> Request
Starting at the line with "Transcribe the text in this document.", transcribe each line through the final one, both included, and add nothing.

(A run of records)
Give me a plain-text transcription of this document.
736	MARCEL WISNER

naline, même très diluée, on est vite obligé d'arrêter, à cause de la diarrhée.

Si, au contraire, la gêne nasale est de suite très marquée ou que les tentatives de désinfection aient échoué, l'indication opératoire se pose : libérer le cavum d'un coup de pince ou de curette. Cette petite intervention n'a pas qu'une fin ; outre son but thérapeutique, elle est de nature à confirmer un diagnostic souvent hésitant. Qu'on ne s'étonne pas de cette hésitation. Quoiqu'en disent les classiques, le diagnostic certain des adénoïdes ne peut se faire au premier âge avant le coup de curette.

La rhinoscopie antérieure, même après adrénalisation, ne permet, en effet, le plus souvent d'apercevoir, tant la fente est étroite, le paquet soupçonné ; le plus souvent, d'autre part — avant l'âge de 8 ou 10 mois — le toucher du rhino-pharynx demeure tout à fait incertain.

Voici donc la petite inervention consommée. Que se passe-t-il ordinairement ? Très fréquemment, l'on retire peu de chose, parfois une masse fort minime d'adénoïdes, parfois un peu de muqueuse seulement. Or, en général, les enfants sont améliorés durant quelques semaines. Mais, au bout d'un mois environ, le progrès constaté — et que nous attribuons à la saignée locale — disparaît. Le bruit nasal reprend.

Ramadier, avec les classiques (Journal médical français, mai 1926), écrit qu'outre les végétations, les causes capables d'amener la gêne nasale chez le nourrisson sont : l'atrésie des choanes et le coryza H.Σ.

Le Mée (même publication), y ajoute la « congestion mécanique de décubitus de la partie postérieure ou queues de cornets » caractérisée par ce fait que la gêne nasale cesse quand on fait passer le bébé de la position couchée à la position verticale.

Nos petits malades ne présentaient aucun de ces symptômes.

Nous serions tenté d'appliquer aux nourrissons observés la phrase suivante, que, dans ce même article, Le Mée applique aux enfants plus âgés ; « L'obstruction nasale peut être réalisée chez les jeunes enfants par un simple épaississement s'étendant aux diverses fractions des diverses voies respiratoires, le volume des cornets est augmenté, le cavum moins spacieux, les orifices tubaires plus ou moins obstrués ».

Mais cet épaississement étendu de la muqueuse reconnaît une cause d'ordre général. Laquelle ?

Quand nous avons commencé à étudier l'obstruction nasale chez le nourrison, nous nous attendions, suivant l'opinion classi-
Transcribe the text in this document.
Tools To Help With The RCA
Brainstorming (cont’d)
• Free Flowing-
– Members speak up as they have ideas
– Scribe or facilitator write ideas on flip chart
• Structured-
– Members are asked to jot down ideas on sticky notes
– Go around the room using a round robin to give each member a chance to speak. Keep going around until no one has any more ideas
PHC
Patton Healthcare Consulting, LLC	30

> Solution for this exercise
Transcribe the text in this document.
Tools To Help With The RCA
Brainstorming (cont’d)
• Free Flowing-
– Members speak up as they have ideas
– Scribe or facilitator write ideas on flip chart
• Structured-
– Members are asked to jot down ideas on sticky notes
– Go around the room using a round robin to give each member a chance to speak. Keep going around until no one has any more ideas
PHC
Patton Healthcare Consulting, LLC	30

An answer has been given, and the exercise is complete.